=== Figure record listings ===
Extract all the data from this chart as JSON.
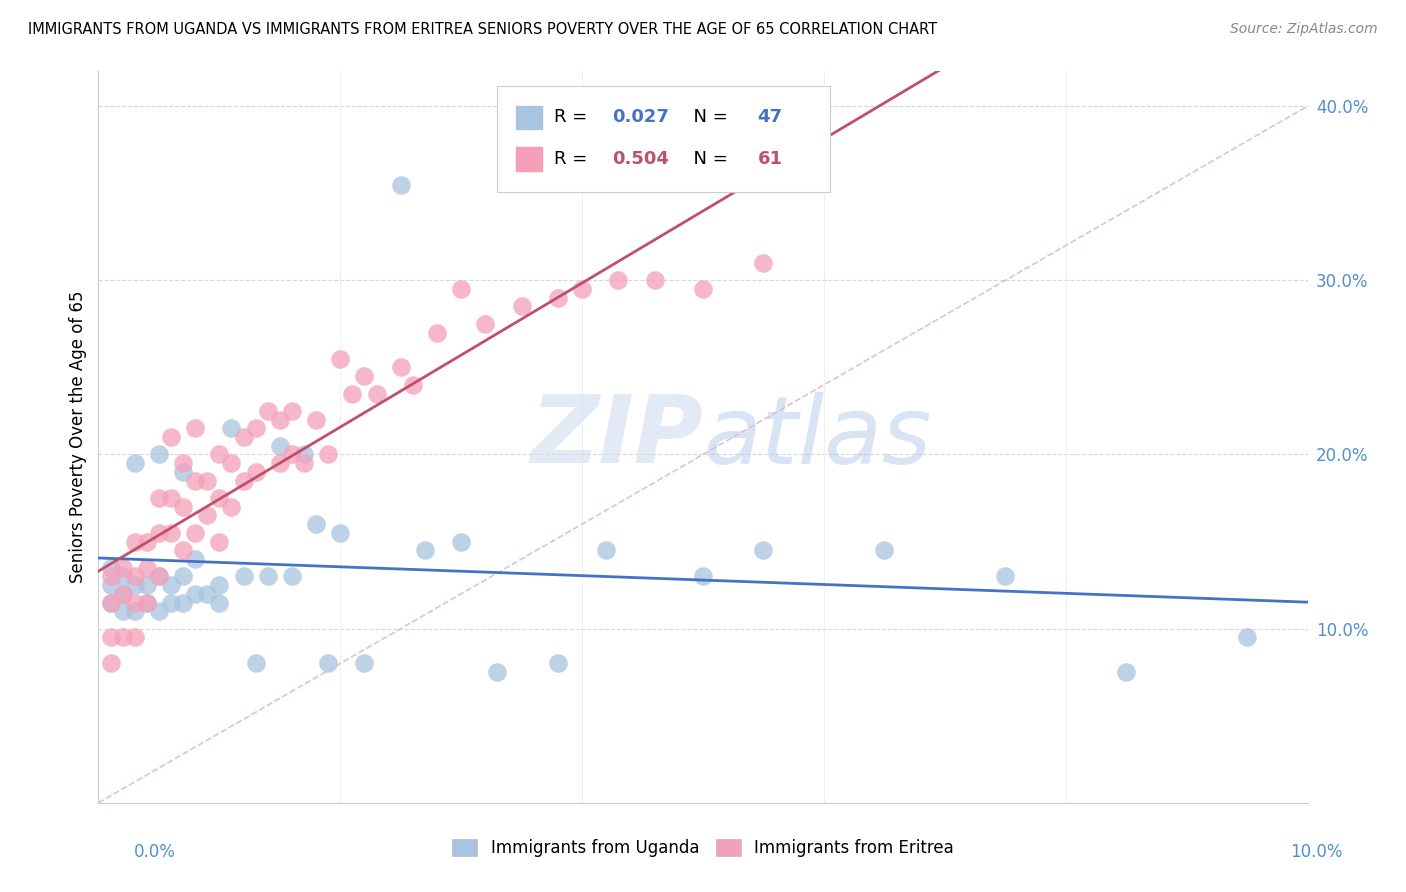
{
  "title": "IMMIGRANTS FROM UGANDA VS IMMIGRANTS FROM ERITREA SENIORS POVERTY OVER THE AGE OF 65 CORRELATION CHART",
  "source": "Source: ZipAtlas.com",
  "ylabel": "Seniors Poverty Over the Age of 65",
  "xlim": [
    0.0,
    0.1
  ],
  "ylim": [
    0.0,
    0.42
  ],
  "ytick_vals": [
    0.1,
    0.2,
    0.3,
    0.4
  ],
  "ytick_labels": [
    "10.0%",
    "20.0%",
    "30.0%",
    "40.0%"
  ],
  "uganda_R": 0.027,
  "uganda_N": 47,
  "eritrea_R": 0.504,
  "eritrea_N": 61,
  "uganda_color": "#a8c4e0",
  "eritrea_color": "#f4a0b8",
  "uganda_line_color": "#4472c4",
  "eritrea_line_color": "#c0506a",
  "diagonal_color": "#e0b0c0",
  "tick_label_color": "#5090d0",
  "watermark_color": "#ccddef",
  "uganda_scatter_x": [
    0.001,
    0.001,
    0.001,
    0.002,
    0.002,
    0.002,
    0.003,
    0.003,
    0.003,
    0.004,
    0.004,
    0.005,
    0.005,
    0.005,
    0.006,
    0.006,
    0.007,
    0.007,
    0.007,
    0.008,
    0.008,
    0.009,
    0.01,
    0.01,
    0.011,
    0.012,
    0.013,
    0.014,
    0.015,
    0.016,
    0.017,
    0.018,
    0.019,
    0.02,
    0.022,
    0.025,
    0.027,
    0.03,
    0.033,
    0.038,
    0.042,
    0.05,
    0.055,
    0.065,
    0.075,
    0.085,
    0.095
  ],
  "uganda_scatter_y": [
    0.135,
    0.125,
    0.115,
    0.13,
    0.12,
    0.11,
    0.195,
    0.125,
    0.11,
    0.125,
    0.115,
    0.2,
    0.13,
    0.11,
    0.125,
    0.115,
    0.19,
    0.13,
    0.115,
    0.14,
    0.12,
    0.12,
    0.125,
    0.115,
    0.215,
    0.13,
    0.08,
    0.13,
    0.205,
    0.13,
    0.2,
    0.16,
    0.08,
    0.155,
    0.08,
    0.355,
    0.145,
    0.15,
    0.075,
    0.08,
    0.145,
    0.13,
    0.145,
    0.145,
    0.13,
    0.075,
    0.095
  ],
  "eritrea_scatter_x": [
    0.001,
    0.001,
    0.001,
    0.001,
    0.002,
    0.002,
    0.002,
    0.003,
    0.003,
    0.003,
    0.003,
    0.004,
    0.004,
    0.004,
    0.005,
    0.005,
    0.005,
    0.006,
    0.006,
    0.006,
    0.007,
    0.007,
    0.007,
    0.008,
    0.008,
    0.008,
    0.009,
    0.009,
    0.01,
    0.01,
    0.01,
    0.011,
    0.011,
    0.012,
    0.012,
    0.013,
    0.013,
    0.014,
    0.015,
    0.015,
    0.016,
    0.016,
    0.017,
    0.018,
    0.019,
    0.02,
    0.021,
    0.022,
    0.023,
    0.025,
    0.026,
    0.028,
    0.03,
    0.032,
    0.035,
    0.038,
    0.04,
    0.043,
    0.046,
    0.05,
    0.055
  ],
  "eritrea_scatter_y": [
    0.13,
    0.115,
    0.095,
    0.08,
    0.135,
    0.12,
    0.095,
    0.15,
    0.13,
    0.115,
    0.095,
    0.15,
    0.135,
    0.115,
    0.175,
    0.155,
    0.13,
    0.21,
    0.175,
    0.155,
    0.195,
    0.17,
    0.145,
    0.215,
    0.185,
    0.155,
    0.185,
    0.165,
    0.2,
    0.175,
    0.15,
    0.195,
    0.17,
    0.21,
    0.185,
    0.215,
    0.19,
    0.225,
    0.22,
    0.195,
    0.225,
    0.2,
    0.195,
    0.22,
    0.2,
    0.255,
    0.235,
    0.245,
    0.235,
    0.25,
    0.24,
    0.27,
    0.295,
    0.275,
    0.285,
    0.29,
    0.295,
    0.3,
    0.3,
    0.295,
    0.31
  ]
}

=== What needs to be done ===
Write out the entries again, exactly as given, skipping any images.

=== Answer to the exercise ===
Extract all the data from this chart as JSON.
{
  "title": "IMMIGRANTS FROM UGANDA VS IMMIGRANTS FROM ERITREA SENIORS POVERTY OVER THE AGE OF 65 CORRELATION CHART",
  "source": "Source: ZipAtlas.com",
  "ylabel": "Seniors Poverty Over the Age of 65",
  "xlim": [
    0.0,
    0.1
  ],
  "ylim": [
    0.0,
    0.42
  ],
  "ytick_vals": [
    0.1,
    0.2,
    0.3,
    0.4
  ],
  "ytick_labels": [
    "10.0%",
    "20.0%",
    "30.0%",
    "40.0%"
  ],
  "uganda_R": 0.027,
  "uganda_N": 47,
  "eritrea_R": 0.504,
  "eritrea_N": 61,
  "uganda_color": "#a8c4e0",
  "eritrea_color": "#f4a0b8",
  "uganda_line_color": "#4472c4",
  "eritrea_line_color": "#c0506a",
  "diagonal_color": "#e0b0c0",
  "tick_label_color": "#5090d0",
  "watermark_color": "#ccddef",
  "uganda_scatter_x": [
    0.001,
    0.001,
    0.001,
    0.002,
    0.002,
    0.002,
    0.003,
    0.003,
    0.003,
    0.004,
    0.004,
    0.005,
    0.005,
    0.005,
    0.006,
    0.006,
    0.007,
    0.007,
    0.007,
    0.008,
    0.008,
    0.009,
    0.01,
    0.01,
    0.011,
    0.012,
    0.013,
    0.014,
    0.015,
    0.016,
    0.017,
    0.018,
    0.019,
    0.02,
    0.022,
    0.025,
    0.027,
    0.03,
    0.033,
    0.038,
    0.042,
    0.05,
    0.055,
    0.065,
    0.075,
    0.085,
    0.095
  ],
  "uganda_scatter_y": [
    0.135,
    0.125,
    0.115,
    0.13,
    0.12,
    0.11,
    0.195,
    0.125,
    0.11,
    0.125,
    0.115,
    0.2,
    0.13,
    0.11,
    0.125,
    0.115,
    0.19,
    0.13,
    0.115,
    0.14,
    0.12,
    0.12,
    0.125,
    0.115,
    0.215,
    0.13,
    0.08,
    0.13,
    0.205,
    0.13,
    0.2,
    0.16,
    0.08,
    0.155,
    0.08,
    0.355,
    0.145,
    0.15,
    0.075,
    0.08,
    0.145,
    0.13,
    0.145,
    0.145,
    0.13,
    0.075,
    0.095
  ],
  "eritrea_scatter_x": [
    0.001,
    0.001,
    0.001,
    0.001,
    0.002,
    0.002,
    0.002,
    0.003,
    0.003,
    0.003,
    0.003,
    0.004,
    0.004,
    0.004,
    0.005,
    0.005,
    0.005,
    0.006,
    0.006,
    0.006,
    0.007,
    0.007,
    0.007,
    0.008,
    0.008,
    0.008,
    0.009,
    0.009,
    0.01,
    0.01,
    0.01,
    0.011,
    0.011,
    0.012,
    0.012,
    0.013,
    0.013,
    0.014,
    0.015,
    0.015,
    0.016,
    0.016,
    0.017,
    0.018,
    0.019,
    0.02,
    0.021,
    0.022,
    0.023,
    0.025,
    0.026,
    0.028,
    0.03,
    0.032,
    0.035,
    0.038,
    0.04,
    0.043,
    0.046,
    0.05,
    0.055
  ],
  "eritrea_scatter_y": [
    0.13,
    0.115,
    0.095,
    0.08,
    0.135,
    0.12,
    0.095,
    0.15,
    0.13,
    0.115,
    0.095,
    0.15,
    0.135,
    0.115,
    0.175,
    0.155,
    0.13,
    0.21,
    0.175,
    0.155,
    0.195,
    0.17,
    0.145,
    0.215,
    0.185,
    0.155,
    0.185,
    0.165,
    0.2,
    0.175,
    0.15,
    0.195,
    0.17,
    0.21,
    0.185,
    0.215,
    0.19,
    0.225,
    0.22,
    0.195,
    0.225,
    0.2,
    0.195,
    0.22,
    0.2,
    0.255,
    0.235,
    0.245,
    0.235,
    0.25,
    0.24,
    0.27,
    0.295,
    0.275,
    0.285,
    0.29,
    0.295,
    0.3,
    0.3,
    0.295,
    0.31
  ]
}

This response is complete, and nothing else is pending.